## [Ensemble de tâches]
A. D'après le passage sur les applications sportives ci-dessous, quelles données des plateformes comme Strava ou Runkeeper collectent-elles ? Citez-les toutes.
B. Pouvez-vous reformuler sous forme de liste le paragraphe du passage sur les applications sportives qui commence par « D'autres avancées des nouvelles applications sportives », en gardant ses faits principaux ?
C. Répondez aux questions suivantes à partir du passage sur les applications sportives :
(i) Quel institut a réalisé le sondage de 2019 ?
(ii) Quelle proportion de Français utilise des objets connectés pour leurs activités sportives ?
(iii) Quelle application possède une intelligence artificielle qui adapte continuellement le programme d'entraînement ?

## [Passage du texte]
********

C. LE TRANSFERT DES TECHNOLOGIES DU SPORT DE HAUT NIVEAU VERS LE SPORT DE LOISIR
1. L'essor des applications mobiles
Un sondage réalisé par Odoxa en 2019 fait apparaître que quatre Français sur dix utilisent des objets connectés dans le cadre de leurs activités sportives. Grâce aux avancées technologiques, les amateurs de sport ont désormais accès à une multitude d'applications mobiles qui leur permettent de mesurer toutes sortes de paramètres160(*).
L'un des principaux intérêts des applications mobiles pour les sportifs amateurs réside dans la possibilité de suivre leurs performances en temps réel. Grâce à la géolocalisation, des applications comme Strava ou Runkeeper permettent aux utilisateurs de suivre leurs entraînements, que ce soit pour la course à pied ou le cyclisme. Ces plateformes collectent une grande quantité de données telles que la distance parcourue, la vitesse, le temps de course, la fréquence cardiaque, voire la cadence de course ou l'altitude.
Ces informations permettent aux sportifs de mesurer leur progression au fil du temps.
D'autres avancées des nouvelles applications sportives ont été permises par l'intégration de l'intelligence artificielle et des algorithmes d'apprentissage automatique. Ces technologies permettent de créer des programmes d'entraînement personnalisés en fonction du niveau, des objectifs et des préférences de l'utilisateur. L'intelligence artificielle de l'application Freelectics est capable d'évaluer les progrès réalisés et d'adapter continuellement le programme d'entraînement afin d'optimiser les résultats. Cela peut s'avérer très utile pour les pratiquants qui n'ont pas de coach personnel ou qui ne sont pas en mesure de suivre des cours en salle. En intégrant des éléments comme la récupération, la fréquence des séances ou le type d'exercices, l'IA permet de rendre l'entraînement plus efficace.

********

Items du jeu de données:
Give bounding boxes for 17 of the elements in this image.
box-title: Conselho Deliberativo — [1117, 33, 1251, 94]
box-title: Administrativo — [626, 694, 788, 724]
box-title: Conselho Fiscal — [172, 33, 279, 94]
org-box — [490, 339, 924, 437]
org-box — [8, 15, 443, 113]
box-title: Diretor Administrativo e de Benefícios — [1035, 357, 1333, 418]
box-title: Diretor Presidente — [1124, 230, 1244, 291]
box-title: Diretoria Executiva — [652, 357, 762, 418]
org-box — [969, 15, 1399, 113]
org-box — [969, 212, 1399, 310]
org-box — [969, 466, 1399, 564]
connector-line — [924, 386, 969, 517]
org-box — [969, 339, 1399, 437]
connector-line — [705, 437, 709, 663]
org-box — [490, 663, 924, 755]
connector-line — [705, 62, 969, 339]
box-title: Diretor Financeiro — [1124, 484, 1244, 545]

********

## [Réponses dans l'ordre]
A.
- la distance parcourue
- la vitesse
- le temps de course
- la fréquence cardiaque
- la cadence de course
- l'altitude

B.
- L'intelligence artificielle et les algorithmes d'apprentissage automatique ont été intégrés aux nouvelles applications sportives.
- Ils permettent de créer des programmes d'entraînement personnalisés selon le niveau, les objectifs et les préférences de l'utilisateur.
- L'IA de l'application Freelectics évalue les progrès et adapte continuellement le programme afin d'optimiser les résultats.
- C'est utile aux pratiquants sans coach personnel ou qui ne peuvent pas suivre de cours en salle.
- En tenant compte de la récupération, de la fréquence des séances et du type d'exercices, l'IA rend l'entraînement plus efficace.

C.
(i) Odoxa
(ii) Quatre Français sur dix
(iii) Freelectics